# DATA
========================

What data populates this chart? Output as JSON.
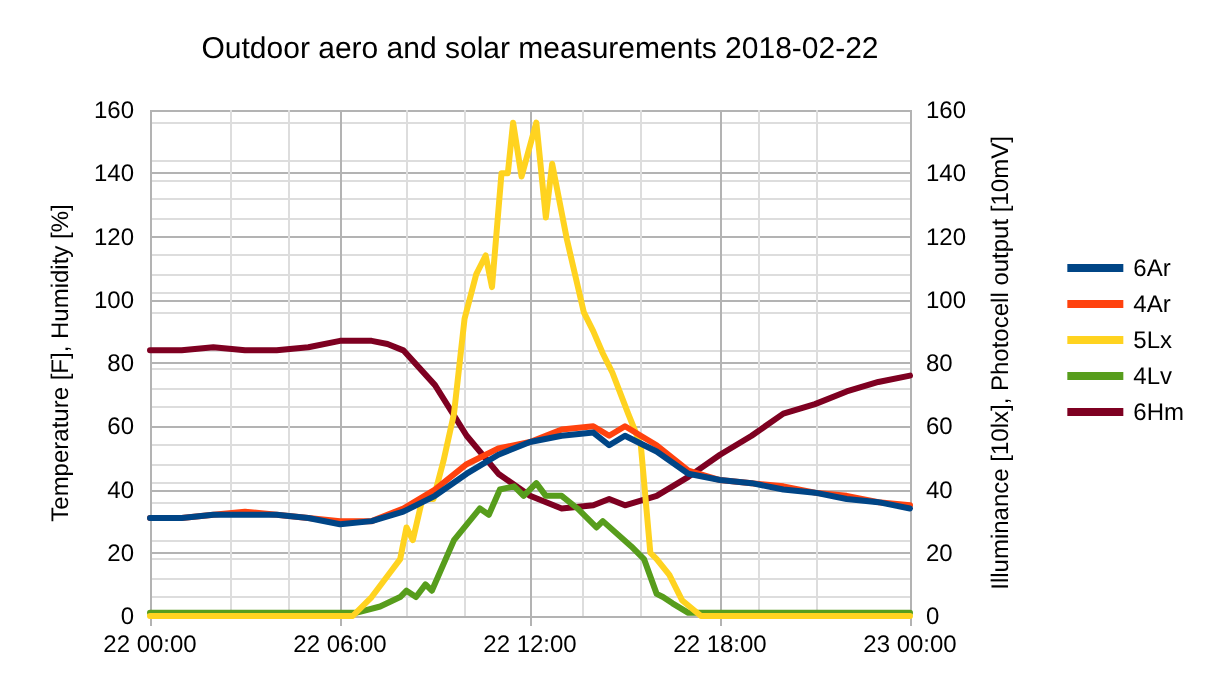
{
  "chart_data": {
    "type": "line",
    "title": "Outdoor aero and solar measurements 2018-02-22",
    "ylabel": "Temperature [F], Humidity [%]",
    "y2label": "Illuminance [10lx], Photocell output [10mV]",
    "xlim": [
      "2018-02-22T00:00",
      "2018-02-23T00:00"
    ],
    "xticks": [
      {
        "value": "2018-02-22T00:00",
        "label": "22 00:00"
      },
      {
        "value": "2018-02-22T06:00",
        "label": "22 06:00"
      },
      {
        "value": "2018-02-22T12:00",
        "label": "22 12:00"
      },
      {
        "value": "2018-02-22T18:00",
        "label": "22 18:00"
      },
      {
        "value": "2018-02-23T00:00",
        "label": "23 00:00"
      }
    ],
    "ylim": [
      0,
      160
    ],
    "yticks": [
      0,
      20,
      40,
      60,
      80,
      100,
      120,
      140,
      160
    ],
    "y2lim": [
      0,
      160
    ],
    "y2ticks": [
      0,
      20,
      40,
      60,
      80,
      100,
      120,
      140,
      160
    ],
    "grid": true,
    "legend": "right",
    "marker": "none",
    "line_style": "solid",
    "series": [
      {
        "name": "6Ar",
        "color": "#004586",
        "x": [
          "2018-02-22T00:00",
          "2018-02-22T01:00",
          "2018-02-22T02:00",
          "2018-02-22T03:00",
          "2018-02-22T04:00",
          "2018-02-22T05:00",
          "2018-02-22T06:00",
          "2018-02-22T07:00",
          "2018-02-22T08:00",
          "2018-02-22T09:00",
          "2018-02-22T10:00",
          "2018-02-22T11:00",
          "2018-02-22T12:00",
          "2018-02-22T13:00",
          "2018-02-22T14:00",
          "2018-02-22T14:30",
          "2018-02-22T15:00",
          "2018-02-22T16:00",
          "2018-02-22T17:00",
          "2018-02-22T18:00",
          "2018-02-22T19:00",
          "2018-02-22T20:00",
          "2018-02-22T21:00",
          "2018-02-22T22:00",
          "2018-02-22T23:00",
          "2018-02-23T00:00"
        ],
        "values": [
          31,
          31,
          32,
          32,
          32,
          31,
          29,
          30,
          33,
          38,
          45,
          51,
          55,
          57,
          58,
          54,
          57,
          52,
          45,
          43,
          42,
          40,
          39,
          37,
          36,
          34
        ]
      },
      {
        "name": "4Ar",
        "color": "#ff420e",
        "x": [
          "2018-02-22T00:00",
          "2018-02-22T01:00",
          "2018-02-22T02:00",
          "2018-02-22T03:00",
          "2018-02-22T04:00",
          "2018-02-22T05:00",
          "2018-02-22T06:00",
          "2018-02-22T07:00",
          "2018-02-22T08:00",
          "2018-02-22T09:00",
          "2018-02-22T10:00",
          "2018-02-22T11:00",
          "2018-02-22T12:00",
          "2018-02-22T13:00",
          "2018-02-22T14:00",
          "2018-02-22T14:30",
          "2018-02-22T15:00",
          "2018-02-22T16:00",
          "2018-02-22T17:00",
          "2018-02-22T18:00",
          "2018-02-22T19:00",
          "2018-02-22T20:00",
          "2018-02-22T21:00",
          "2018-02-22T22:00",
          "2018-02-22T23:00",
          "2018-02-23T00:00"
        ],
        "values": [
          31,
          31,
          32,
          33,
          32,
          31,
          30,
          30,
          34,
          40,
          48,
          53,
          55,
          59,
          60,
          57,
          60,
          54,
          46,
          43,
          42,
          41,
          39,
          38,
          36,
          35
        ]
      },
      {
        "name": "5Lx",
        "color": "#ffd320",
        "x": [
          "2018-02-22T00:00",
          "2018-02-22T06:24",
          "2018-02-22T07:00",
          "2018-02-22T07:36",
          "2018-02-22T07:54",
          "2018-02-22T08:06",
          "2018-02-22T08:18",
          "2018-02-22T08:36",
          "2018-02-22T08:57",
          "2018-02-22T09:16",
          "2018-02-22T09:36",
          "2018-02-22T09:56",
          "2018-02-22T10:18",
          "2018-02-22T10:36",
          "2018-02-22T10:48",
          "2018-02-22T11:06",
          "2018-02-22T11:18",
          "2018-02-22T11:28",
          "2018-02-22T11:44",
          "2018-02-22T12:12",
          "2018-02-22T12:30",
          "2018-02-22T12:42",
          "2018-02-22T13:10",
          "2018-02-22T13:42",
          "2018-02-22T14:00",
          "2018-02-22T14:18",
          "2018-02-22T14:36",
          "2018-02-22T15:06",
          "2018-02-22T15:30",
          "2018-02-22T15:48",
          "2018-02-22T16:00",
          "2018-02-22T16:24",
          "2018-02-22T16:48",
          "2018-02-22T17:24",
          "2018-02-22T18:00",
          "2018-02-23T00:00"
        ],
        "values": [
          0,
          0,
          6,
          14,
          18,
          28,
          24,
          37,
          37,
          49,
          64,
          94,
          108,
          114,
          104,
          140,
          140,
          156,
          139,
          156,
          126,
          143,
          119,
          96,
          90,
          83,
          77,
          64,
          54,
          20,
          18,
          13,
          5,
          0,
          0,
          0
        ]
      },
      {
        "name": "4Lv",
        "color": "#579d1c",
        "x": [
          "2018-02-22T00:00",
          "2018-02-22T06:30",
          "2018-02-22T07:16",
          "2018-02-22T07:54",
          "2018-02-22T08:06",
          "2018-02-22T08:24",
          "2018-02-22T08:42",
          "2018-02-22T08:54",
          "2018-02-22T09:36",
          "2018-02-22T10:25",
          "2018-02-22T10:42",
          "2018-02-22T11:03",
          "2018-02-22T11:30",
          "2018-02-22T11:48",
          "2018-02-22T12:12",
          "2018-02-22T12:30",
          "2018-02-22T13:00",
          "2018-02-22T13:30",
          "2018-02-22T14:06",
          "2018-02-22T14:18",
          "2018-02-22T15:12",
          "2018-02-22T15:36",
          "2018-02-22T16:00",
          "2018-02-22T16:12",
          "2018-02-22T16:30",
          "2018-02-22T17:00",
          "2018-02-23T00:00"
        ],
        "values": [
          1,
          1,
          3,
          6,
          8,
          6,
          10,
          8,
          24,
          34,
          32,
          40,
          41,
          38,
          42,
          38,
          38,
          34,
          28,
          30,
          22,
          18,
          7,
          6,
          4,
          1,
          1
        ]
      },
      {
        "name": "6Hm",
        "color": "#7e0021",
        "x": [
          "2018-02-22T00:00",
          "2018-02-22T01:00",
          "2018-02-22T02:00",
          "2018-02-22T03:00",
          "2018-02-22T04:00",
          "2018-02-22T05:00",
          "2018-02-22T06:00",
          "2018-02-22T07:00",
          "2018-02-22T07:30",
          "2018-02-22T08:00",
          "2018-02-22T09:00",
          "2018-02-22T10:00",
          "2018-02-22T11:00",
          "2018-02-22T12:00",
          "2018-02-22T13:00",
          "2018-02-22T14:00",
          "2018-02-22T14:30",
          "2018-02-22T15:00",
          "2018-02-22T16:00",
          "2018-02-22T17:00",
          "2018-02-22T18:00",
          "2018-02-22T19:00",
          "2018-02-22T20:00",
          "2018-02-22T21:00",
          "2018-02-22T22:00",
          "2018-02-22T23:00",
          "2018-02-23T00:00"
        ],
        "values": [
          84,
          84,
          85,
          84,
          84,
          85,
          87,
          87,
          86,
          84,
          73,
          57,
          45,
          38,
          34,
          35,
          37,
          35,
          38,
          44,
          51,
          57,
          64,
          67,
          71,
          74,
          76
        ]
      }
    ]
  }
}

========================

Write the material out again exactly as it appears, dropping the pictures.

# CORRECT OUTPUT
What data populates this chart? Output as JSON.
{
  "chart_data": {
    "type": "line",
    "title": "Outdoor aero and solar measurements 2018-02-22",
    "ylabel": "Temperature [F], Humidity [%]",
    "y2label": "Illuminance [10lx], Photocell output [10mV]",
    "xlim": [
      "2018-02-22T00:00",
      "2018-02-23T00:00"
    ],
    "xticks": [
      {
        "value": "2018-02-22T00:00",
        "label": "22 00:00"
      },
      {
        "value": "2018-02-22T06:00",
        "label": "22 06:00"
      },
      {
        "value": "2018-02-22T12:00",
        "label": "22 12:00"
      },
      {
        "value": "2018-02-22T18:00",
        "label": "22 18:00"
      },
      {
        "value": "2018-02-23T00:00",
        "label": "23 00:00"
      }
    ],
    "ylim": [
      0,
      160
    ],
    "yticks": [
      0,
      20,
      40,
      60,
      80,
      100,
      120,
      140,
      160
    ],
    "y2lim": [
      0,
      160
    ],
    "y2ticks": [
      0,
      20,
      40,
      60,
      80,
      100,
      120,
      140,
      160
    ],
    "grid": true,
    "legend": "right",
    "marker": "none",
    "line_style": "solid",
    "series": [
      {
        "name": "6Ar",
        "color": "#004586",
        "x": [
          "2018-02-22T00:00",
          "2018-02-22T01:00",
          "2018-02-22T02:00",
          "2018-02-22T03:00",
          "2018-02-22T04:00",
          "2018-02-22T05:00",
          "2018-02-22T06:00",
          "2018-02-22T07:00",
          "2018-02-22T08:00",
          "2018-02-22T09:00",
          "2018-02-22T10:00",
          "2018-02-22T11:00",
          "2018-02-22T12:00",
          "2018-02-22T13:00",
          "2018-02-22T14:00",
          "2018-02-22T14:30",
          "2018-02-22T15:00",
          "2018-02-22T16:00",
          "2018-02-22T17:00",
          "2018-02-22T18:00",
          "2018-02-22T19:00",
          "2018-02-22T20:00",
          "2018-02-22T21:00",
          "2018-02-22T22:00",
          "2018-02-22T23:00",
          "2018-02-23T00:00"
        ],
        "values": [
          31,
          31,
          32,
          32,
          32,
          31,
          29,
          30,
          33,
          38,
          45,
          51,
          55,
          57,
          58,
          54,
          57,
          52,
          45,
          43,
          42,
          40,
          39,
          37,
          36,
          34
        ]
      },
      {
        "name": "4Ar",
        "color": "#ff420e",
        "x": [
          "2018-02-22T00:00",
          "2018-02-22T01:00",
          "2018-02-22T02:00",
          "2018-02-22T03:00",
          "2018-02-22T04:00",
          "2018-02-22T05:00",
          "2018-02-22T06:00",
          "2018-02-22T07:00",
          "2018-02-22T08:00",
          "2018-02-22T09:00",
          "2018-02-22T10:00",
          "2018-02-22T11:00",
          "2018-02-22T12:00",
          "2018-02-22T13:00",
          "2018-02-22T14:00",
          "2018-02-22T14:30",
          "2018-02-22T15:00",
          "2018-02-22T16:00",
          "2018-02-22T17:00",
          "2018-02-22T18:00",
          "2018-02-22T19:00",
          "2018-02-22T20:00",
          "2018-02-22T21:00",
          "2018-02-22T22:00",
          "2018-02-22T23:00",
          "2018-02-23T00:00"
        ],
        "values": [
          31,
          31,
          32,
          33,
          32,
          31,
          30,
          30,
          34,
          40,
          48,
          53,
          55,
          59,
          60,
          57,
          60,
          54,
          46,
          43,
          42,
          41,
          39,
          38,
          36,
          35
        ]
      },
      {
        "name": "5Lx",
        "color": "#ffd320",
        "x": [
          "2018-02-22T00:00",
          "2018-02-22T06:24",
          "2018-02-22T07:00",
          "2018-02-22T07:36",
          "2018-02-22T07:54",
          "2018-02-22T08:06",
          "2018-02-22T08:18",
          "2018-02-22T08:36",
          "2018-02-22T08:57",
          "2018-02-22T09:16",
          "2018-02-22T09:36",
          "2018-02-22T09:56",
          "2018-02-22T10:18",
          "2018-02-22T10:36",
          "2018-02-22T10:48",
          "2018-02-22T11:06",
          "2018-02-22T11:18",
          "2018-02-22T11:28",
          "2018-02-22T11:44",
          "2018-02-22T12:12",
          "2018-02-22T12:30",
          "2018-02-22T12:42",
          "2018-02-22T13:10",
          "2018-02-22T13:42",
          "2018-02-22T14:00",
          "2018-02-22T14:18",
          "2018-02-22T14:36",
          "2018-02-22T15:06",
          "2018-02-22T15:30",
          "2018-02-22T15:48",
          "2018-02-22T16:00",
          "2018-02-22T16:24",
          "2018-02-22T16:48",
          "2018-02-22T17:24",
          "2018-02-22T18:00",
          "2018-02-23T00:00"
        ],
        "values": [
          0,
          0,
          6,
          14,
          18,
          28,
          24,
          37,
          37,
          49,
          64,
          94,
          108,
          114,
          104,
          140,
          140,
          156,
          139,
          156,
          126,
          143,
          119,
          96,
          90,
          83,
          77,
          64,
          54,
          20,
          18,
          13,
          5,
          0,
          0,
          0
        ]
      },
      {
        "name": "4Lv",
        "color": "#579d1c",
        "x": [
          "2018-02-22T00:00",
          "2018-02-22T06:30",
          "2018-02-22T07:16",
          "2018-02-22T07:54",
          "2018-02-22T08:06",
          "2018-02-22T08:24",
          "2018-02-22T08:42",
          "2018-02-22T08:54",
          "2018-02-22T09:36",
          "2018-02-22T10:25",
          "2018-02-22T10:42",
          "2018-02-22T11:03",
          "2018-02-22T11:30",
          "2018-02-22T11:48",
          "2018-02-22T12:12",
          "2018-02-22T12:30",
          "2018-02-22T13:00",
          "2018-02-22T13:30",
          "2018-02-22T14:06",
          "2018-02-22T14:18",
          "2018-02-22T15:12",
          "2018-02-22T15:36",
          "2018-02-22T16:00",
          "2018-02-22T16:12",
          "2018-02-22T16:30",
          "2018-02-22T17:00",
          "2018-02-23T00:00"
        ],
        "values": [
          1,
          1,
          3,
          6,
          8,
          6,
          10,
          8,
          24,
          34,
          32,
          40,
          41,
          38,
          42,
          38,
          38,
          34,
          28,
          30,
          22,
          18,
          7,
          6,
          4,
          1,
          1
        ]
      },
      {
        "name": "6Hm",
        "color": "#7e0021",
        "x": [
          "2018-02-22T00:00",
          "2018-02-22T01:00",
          "2018-02-22T02:00",
          "2018-02-22T03:00",
          "2018-02-22T04:00",
          "2018-02-22T05:00",
          "2018-02-22T06:00",
          "2018-02-22T07:00",
          "2018-02-22T07:30",
          "2018-02-22T08:00",
          "2018-02-22T09:00",
          "2018-02-22T10:00",
          "2018-02-22T11:00",
          "2018-02-22T12:00",
          "2018-02-22T13:00",
          "2018-02-22T14:00",
          "2018-02-22T14:30",
          "2018-02-22T15:00",
          "2018-02-22T16:00",
          "2018-02-22T17:00",
          "2018-02-22T18:00",
          "2018-02-22T19:00",
          "2018-02-22T20:00",
          "2018-02-22T21:00",
          "2018-02-22T22:00",
          "2018-02-22T23:00",
          "2018-02-23T00:00"
        ],
        "values": [
          84,
          84,
          85,
          84,
          84,
          85,
          87,
          87,
          86,
          84,
          73,
          57,
          45,
          38,
          34,
          35,
          37,
          35,
          38,
          44,
          51,
          57,
          64,
          67,
          71,
          74,
          76
        ]
      }
    ]
  }
}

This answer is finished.